Input material:
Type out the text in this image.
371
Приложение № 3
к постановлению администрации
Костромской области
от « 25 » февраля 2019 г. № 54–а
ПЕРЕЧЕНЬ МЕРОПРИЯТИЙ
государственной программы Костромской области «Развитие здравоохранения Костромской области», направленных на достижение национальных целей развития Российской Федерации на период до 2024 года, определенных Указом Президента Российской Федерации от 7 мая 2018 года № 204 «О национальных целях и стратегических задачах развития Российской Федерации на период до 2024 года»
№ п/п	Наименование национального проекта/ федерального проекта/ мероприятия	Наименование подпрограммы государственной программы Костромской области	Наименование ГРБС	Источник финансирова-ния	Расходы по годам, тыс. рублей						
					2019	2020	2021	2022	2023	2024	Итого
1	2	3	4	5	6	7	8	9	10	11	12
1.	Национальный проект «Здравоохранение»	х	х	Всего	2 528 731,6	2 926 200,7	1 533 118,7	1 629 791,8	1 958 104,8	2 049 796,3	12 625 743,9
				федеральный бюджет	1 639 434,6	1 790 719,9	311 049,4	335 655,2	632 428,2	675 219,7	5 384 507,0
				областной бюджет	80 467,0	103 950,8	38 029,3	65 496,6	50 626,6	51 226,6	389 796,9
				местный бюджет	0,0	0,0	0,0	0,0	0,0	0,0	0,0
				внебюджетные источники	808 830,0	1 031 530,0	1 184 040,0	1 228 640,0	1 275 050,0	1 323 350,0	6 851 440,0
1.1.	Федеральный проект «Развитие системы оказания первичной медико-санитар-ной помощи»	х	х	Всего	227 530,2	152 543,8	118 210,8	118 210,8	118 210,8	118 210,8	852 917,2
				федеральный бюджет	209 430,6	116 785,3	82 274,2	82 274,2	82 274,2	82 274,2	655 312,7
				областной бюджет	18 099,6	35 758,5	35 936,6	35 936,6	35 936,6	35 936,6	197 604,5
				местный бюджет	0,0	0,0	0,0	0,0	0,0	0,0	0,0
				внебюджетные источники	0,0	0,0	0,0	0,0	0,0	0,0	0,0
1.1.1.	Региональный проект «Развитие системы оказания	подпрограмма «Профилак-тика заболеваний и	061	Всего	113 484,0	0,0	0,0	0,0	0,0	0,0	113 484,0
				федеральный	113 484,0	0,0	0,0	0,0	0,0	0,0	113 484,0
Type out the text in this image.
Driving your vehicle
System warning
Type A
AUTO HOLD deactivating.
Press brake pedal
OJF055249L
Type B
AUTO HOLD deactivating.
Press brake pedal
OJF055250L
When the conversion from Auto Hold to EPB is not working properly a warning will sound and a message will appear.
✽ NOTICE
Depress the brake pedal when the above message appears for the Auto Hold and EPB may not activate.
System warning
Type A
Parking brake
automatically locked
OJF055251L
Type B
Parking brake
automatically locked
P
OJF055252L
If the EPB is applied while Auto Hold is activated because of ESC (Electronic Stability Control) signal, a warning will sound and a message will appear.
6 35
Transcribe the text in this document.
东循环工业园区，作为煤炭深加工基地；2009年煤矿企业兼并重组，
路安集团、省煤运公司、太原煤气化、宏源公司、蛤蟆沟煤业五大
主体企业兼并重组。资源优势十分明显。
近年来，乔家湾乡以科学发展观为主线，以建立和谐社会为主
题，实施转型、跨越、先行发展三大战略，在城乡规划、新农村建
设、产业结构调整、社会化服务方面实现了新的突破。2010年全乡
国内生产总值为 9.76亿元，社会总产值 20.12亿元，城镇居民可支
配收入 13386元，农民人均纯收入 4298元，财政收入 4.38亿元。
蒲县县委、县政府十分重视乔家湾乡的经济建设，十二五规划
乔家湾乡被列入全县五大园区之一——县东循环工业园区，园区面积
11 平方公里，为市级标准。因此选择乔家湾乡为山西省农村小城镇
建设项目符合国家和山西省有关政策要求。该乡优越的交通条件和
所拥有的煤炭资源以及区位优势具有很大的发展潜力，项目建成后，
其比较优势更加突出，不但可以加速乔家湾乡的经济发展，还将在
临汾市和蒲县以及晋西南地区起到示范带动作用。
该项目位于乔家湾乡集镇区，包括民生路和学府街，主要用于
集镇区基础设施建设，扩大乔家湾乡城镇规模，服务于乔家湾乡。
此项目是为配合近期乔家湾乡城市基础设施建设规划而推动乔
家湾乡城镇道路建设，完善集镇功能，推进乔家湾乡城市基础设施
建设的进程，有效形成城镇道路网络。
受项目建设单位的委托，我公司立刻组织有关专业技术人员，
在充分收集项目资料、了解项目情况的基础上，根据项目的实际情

Do this:
Using the data above, repeat every line exactly.

Solution for this exercise:
Type out the text in this image.
371
Приложение № 3
к постановлению администрации
Костромской области
от « 25 » февраля 2019 г. № 54–а
ПЕРЕЧЕНЬ МЕРОПРИЯТИЙ
государственной программы Костромской области «Развитие здравоохранения Костромской области», направленных на достижение национальных целей развития Российской Федерации на период до 2024 года, определенных Указом Президента Российской Федерации от 7 мая 2018 года № 204 «О национальных целях и стратегических задачах развития Российской Федерации на период до 2024 года»
№ п/п	Наименование национального проекта/ федерального проекта/ мероприятия	Наименование подпрограммы государственной программы Костромской области	Наименование ГРБС	Источник финансирова-ния	Расходы по годам, тыс. рублей						
					2019	2020	2021	2022	2023	2024	Итого
1	2	3	4	5	6	7	8	9	10	11	12
1.	Национальный проект «Здравоохранение»	х	х	Всего	2 528 731,6	2 926 200,7	1 533 118,7	1 629 791,8	1 958 104,8	2 049 796,3	12 625 743,9
				федеральный бюджет	1 639 434,6	1 790 719,9	311 049,4	335 655,2	632 428,2	675 219,7	5 384 507,0
				областной бюджет	80 467,0	103 950,8	38 029,3	65 496,6	50 626,6	51 226,6	389 796,9
				местный бюджет	0,0	0,0	0,0	0,0	0,0	0,0	0,0
				внебюджетные источники	808 830,0	1 031 530,0	1 184 040,0	1 228 640,0	1 275 050,0	1 323 350,0	6 851 440,0
1.1.	Федеральный проект «Развитие системы оказания первичной медико-санитар-ной помощи»	х	х	Всего	227 530,2	152 543,8	118 210,8	118 210,8	118 210,8	118 210,8	852 917,2
				федеральный бюджет	209 430,6	116 785,3	82 274,2	82 274,2	82 274,2	82 274,2	655 312,7
				областной бюджет	18 099,6	35 758,5	35 936,6	35 936,6	35 936,6	35 936,6	197 604,5
				местный бюджет	0,0	0,0	0,0	0,0	0,0	0,0	0,0
				внебюджетные источники	0,0	0,0	0,0	0,0	0,0	0,0	0,0
1.1.1.	Региональный проект «Развитие системы оказания	подпрограмма «Профилак-тика заболеваний и	061	Всего	113 484,0	0,0	0,0	0,0	0,0	0,0	113 484,0
				федеральный	113 484,0	0,0	0,0	0,0	0,0	0,0	113 484,0
Type out the text in this image.
Driving your vehicle
System warning
Type A
AUTO HOLD deactivating.
Press brake pedal
OJF055249L
Type B
AUTO HOLD deactivating.
Press brake pedal
OJF055250L
When the conversion from Auto Hold to EPB is not working properly a warning will sound and a message will appear.
✽ NOTICE
Depress the brake pedal when the above message appears for the Auto Hold and EPB may not activate.
System warning
Type A
Parking brake
automatically locked
OJF055251L
Type B
Parking brake
automatically locked
P
OJF055252L
If the EPB is applied while Auto Hold is activated because of ESC (Electronic Stability Control) signal, a warning will sound and a message will appear.
6 35
Transcribe the text in this document.
东循环工业园区，作为煤炭深加工基地；2009年煤矿企业兼并重组，
路安集团、省煤运公司、太原煤气化、宏源公司、蛤蟆沟煤业五大
主体企业兼并重组。资源优势十分明显。
近年来，乔家湾乡以科学发展观为主线，以建立和谐社会为主
题，实施转型、跨越、先行发展三大战略，在城乡规划、新农村建
设、产业结构调整、社会化服务方面实现了新的突破。2010年全乡
国内生产总值为 9.76亿元，社会总产值 20.12亿元，城镇居民可支
配收入 13386元，农民人均纯收入 4298元，财政收入 4.38亿元。
蒲县县委、县政府十分重视乔家湾乡的经济建设，十二五规划
乔家湾乡被列入全县五大园区之一——县东循环工业园区，园区面积
11 平方公里，为市级标准。因此选择乔家湾乡为山西省农村小城镇
建设项目符合国家和山西省有关政策要求。该乡优越的交通条件和
所拥有的煤炭资源以及区位优势具有很大的发展潜力，项目建成后，
其比较优势更加突出，不但可以加速乔家湾乡的经济发展，还将在
临汾市和蒲县以及晋西南地区起到示范带动作用。
该项目位于乔家湾乡集镇区，包括民生路和学府街，主要用于
集镇区基础设施建设，扩大乔家湾乡城镇规模，服务于乔家湾乡。
此项目是为配合近期乔家湾乡城市基础设施建设规划而推动乔
家湾乡城镇道路建设，完善集镇功能，推进乔家湾乡城市基础设施
建设的进程，有效形成城镇道路网络。
受项目建设单位的委托，我公司立刻组织有关专业技术人员，
在充分收集项目资料、了解项目情况的基础上，根据项目的实际情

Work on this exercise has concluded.